## Your instructions
Repeat the records below exactly as they appear.

Collected data:
((
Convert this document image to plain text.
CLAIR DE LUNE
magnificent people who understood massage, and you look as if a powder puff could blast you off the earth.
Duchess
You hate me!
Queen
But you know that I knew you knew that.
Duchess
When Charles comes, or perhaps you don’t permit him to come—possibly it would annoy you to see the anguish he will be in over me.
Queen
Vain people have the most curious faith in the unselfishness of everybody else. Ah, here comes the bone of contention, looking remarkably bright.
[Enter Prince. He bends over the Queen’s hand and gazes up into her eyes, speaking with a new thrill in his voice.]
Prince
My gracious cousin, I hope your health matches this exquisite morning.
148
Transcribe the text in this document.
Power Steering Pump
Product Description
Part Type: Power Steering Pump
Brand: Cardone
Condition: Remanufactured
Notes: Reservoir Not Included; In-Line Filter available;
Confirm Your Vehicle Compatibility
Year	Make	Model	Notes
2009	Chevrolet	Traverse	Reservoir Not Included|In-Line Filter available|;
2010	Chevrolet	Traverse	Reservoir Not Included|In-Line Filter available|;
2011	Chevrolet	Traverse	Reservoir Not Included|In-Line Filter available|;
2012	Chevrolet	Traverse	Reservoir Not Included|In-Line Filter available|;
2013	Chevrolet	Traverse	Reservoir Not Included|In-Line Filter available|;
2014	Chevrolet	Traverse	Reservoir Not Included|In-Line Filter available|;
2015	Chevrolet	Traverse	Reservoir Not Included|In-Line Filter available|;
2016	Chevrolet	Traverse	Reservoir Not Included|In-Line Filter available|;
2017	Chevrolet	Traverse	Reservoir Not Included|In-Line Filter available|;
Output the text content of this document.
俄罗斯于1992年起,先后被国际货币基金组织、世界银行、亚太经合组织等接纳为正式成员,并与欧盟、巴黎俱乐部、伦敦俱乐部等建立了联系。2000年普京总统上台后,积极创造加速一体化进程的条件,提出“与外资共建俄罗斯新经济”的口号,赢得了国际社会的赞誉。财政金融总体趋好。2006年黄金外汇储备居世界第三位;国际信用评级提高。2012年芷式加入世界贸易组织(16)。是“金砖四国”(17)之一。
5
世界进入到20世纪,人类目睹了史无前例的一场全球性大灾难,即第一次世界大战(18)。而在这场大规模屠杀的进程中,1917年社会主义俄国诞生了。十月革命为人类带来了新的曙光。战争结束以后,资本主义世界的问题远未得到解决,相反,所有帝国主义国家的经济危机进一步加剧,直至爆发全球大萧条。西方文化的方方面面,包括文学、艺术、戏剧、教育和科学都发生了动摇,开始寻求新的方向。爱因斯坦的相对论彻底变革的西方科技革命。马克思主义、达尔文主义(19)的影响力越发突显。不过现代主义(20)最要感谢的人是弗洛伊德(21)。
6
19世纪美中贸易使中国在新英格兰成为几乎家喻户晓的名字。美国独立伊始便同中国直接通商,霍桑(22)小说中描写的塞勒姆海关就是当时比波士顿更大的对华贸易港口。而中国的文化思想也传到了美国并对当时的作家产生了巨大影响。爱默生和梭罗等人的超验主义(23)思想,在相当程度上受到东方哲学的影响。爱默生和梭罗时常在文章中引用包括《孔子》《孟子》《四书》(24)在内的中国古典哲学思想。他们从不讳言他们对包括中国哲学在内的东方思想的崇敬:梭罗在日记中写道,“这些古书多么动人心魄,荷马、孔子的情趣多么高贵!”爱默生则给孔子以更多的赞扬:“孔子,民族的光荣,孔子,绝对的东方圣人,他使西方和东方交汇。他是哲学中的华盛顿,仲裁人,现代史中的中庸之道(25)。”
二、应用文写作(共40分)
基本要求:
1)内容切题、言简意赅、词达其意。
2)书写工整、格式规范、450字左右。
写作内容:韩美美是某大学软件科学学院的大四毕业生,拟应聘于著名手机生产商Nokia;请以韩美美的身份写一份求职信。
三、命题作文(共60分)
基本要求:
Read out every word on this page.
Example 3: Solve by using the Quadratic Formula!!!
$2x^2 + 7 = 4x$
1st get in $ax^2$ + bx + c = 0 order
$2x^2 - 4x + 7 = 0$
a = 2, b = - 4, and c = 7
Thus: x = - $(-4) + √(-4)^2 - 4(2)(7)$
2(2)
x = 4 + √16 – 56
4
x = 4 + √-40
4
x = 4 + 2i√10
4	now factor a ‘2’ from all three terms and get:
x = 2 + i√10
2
))
## Correct result
Convert this document image to plain text.
CLAIR DE LUNE
magnificent people who understood massage, and you look as if a powder puff could blast you off the earth.
Duchess
You hate me!
Queen
But you know that I knew you knew that.
Duchess
When Charles comes, or perhaps you don’t permit him to come—possibly it would annoy you to see the anguish he will be in over me.
Queen
Vain people have the most curious faith in the unselfishness of everybody else. Ah, here comes the bone of contention, looking remarkably bright.
[Enter Prince. He bends over the Queen’s hand and gazes up into her eyes, speaking with a new thrill in his voice.]
Prince
My gracious cousin, I hope your health matches this exquisite morning.
148
Transcribe the text in this document.
Power Steering Pump
Product Description
Part Type: Power Steering Pump
Brand: Cardone
Condition: Remanufactured
Notes: Reservoir Not Included; In-Line Filter available;
Confirm Your Vehicle Compatibility
Year	Make	Model	Notes
2009	Chevrolet	Traverse	Reservoir Not Included|In-Line Filter available|;
2010	Chevrolet	Traverse	Reservoir Not Included|In-Line Filter available|;
2011	Chevrolet	Traverse	Reservoir Not Included|In-Line Filter available|;
2012	Chevrolet	Traverse	Reservoir Not Included|In-Line Filter available|;
2013	Chevrolet	Traverse	Reservoir Not Included|In-Line Filter available|;
2014	Chevrolet	Traverse	Reservoir Not Included|In-Line Filter available|;
2015	Chevrolet	Traverse	Reservoir Not Included|In-Line Filter available|;
2016	Chevrolet	Traverse	Reservoir Not Included|In-Line Filter available|;
2017	Chevrolet	Traverse	Reservoir Not Included|In-Line Filter available|;
Output the text content of this document.
俄罗斯于1992年起,先后被国际货币基金组织、世界银行、亚太经合组织等接纳为正式成员,并与欧盟、巴黎俱乐部、伦敦俱乐部等建立了联系。2000年普京总统上台后,积极创造加速一体化进程的条件,提出“与外资共建俄罗斯新经济”的口号,赢得了国际社会的赞誉。财政金融总体趋好。2006年黄金外汇储备居世界第三位;国际信用评级提高。2012年芷式加入世界贸易组织(16)。是“金砖四国”(17)之一。
5
世界进入到20世纪,人类目睹了史无前例的一场全球性大灾难,即第一次世界大战(18)。而在这场大规模屠杀的进程中,1917年社会主义俄国诞生了。十月革命为人类带来了新的曙光。战争结束以后,资本主义世界的问题远未得到解决,相反,所有帝国主义国家的经济危机进一步加剧,直至爆发全球大萧条。西方文化的方方面面,包括文学、艺术、戏剧、教育和科学都发生了动摇,开始寻求新的方向。爱因斯坦的相对论彻底变革的西方科技革命。马克思主义、达尔文主义(19)的影响力越发突显。不过现代主义(20)最要感谢的人是弗洛伊德(21)。
6
19世纪美中贸易使中国在新英格兰成为几乎家喻户晓的名字。美国独立伊始便同中国直接通商,霍桑(22)小说中描写的塞勒姆海关就是当时比波士顿更大的对华贸易港口。而中国的文化思想也传到了美国并对当时的作家产生了巨大影响。爱默生和梭罗等人的超验主义(23)思想,在相当程度上受到东方哲学的影响。爱默生和梭罗时常在文章中引用包括《孔子》《孟子》《四书》(24)在内的中国古典哲学思想。他们从不讳言他们对包括中国哲学在内的东方思想的崇敬:梭罗在日记中写道,“这些古书多么动人心魄,荷马、孔子的情趣多么高贵!”爱默生则给孔子以更多的赞扬:“孔子,民族的光荣,孔子,绝对的东方圣人,他使西方和东方交汇。他是哲学中的华盛顿,仲裁人,现代史中的中庸之道(25)。”
二、应用文写作(共40分)
基本要求:
1)内容切题、言简意赅、词达其意。
2)书写工整、格式规范、450字左右。
写作内容:韩美美是某大学软件科学学院的大四毕业生,拟应聘于著名手机生产商Nokia;请以韩美美的身份写一份求职信。
三、命题作文(共60分)
基本要求:
Read out every word on this page.
Example 3: Solve by using the Quadratic Formula!!!
$2x^2 + 7 = 4x$
1st get in $ax^2$ + bx + c = 0 order
$2x^2 - 4x + 7 = 0$
a = 2, b = - 4, and c = 7
Thus: x = - $(-4) + √(-4)^2 - 4(2)(7)$
2(2)
x = 4 + √16 – 56
4
x = 4 + √-40
4
x = 4 + 2i√10
4	now factor a ‘2’ from all three terms and get:
x = 2 + i√10
2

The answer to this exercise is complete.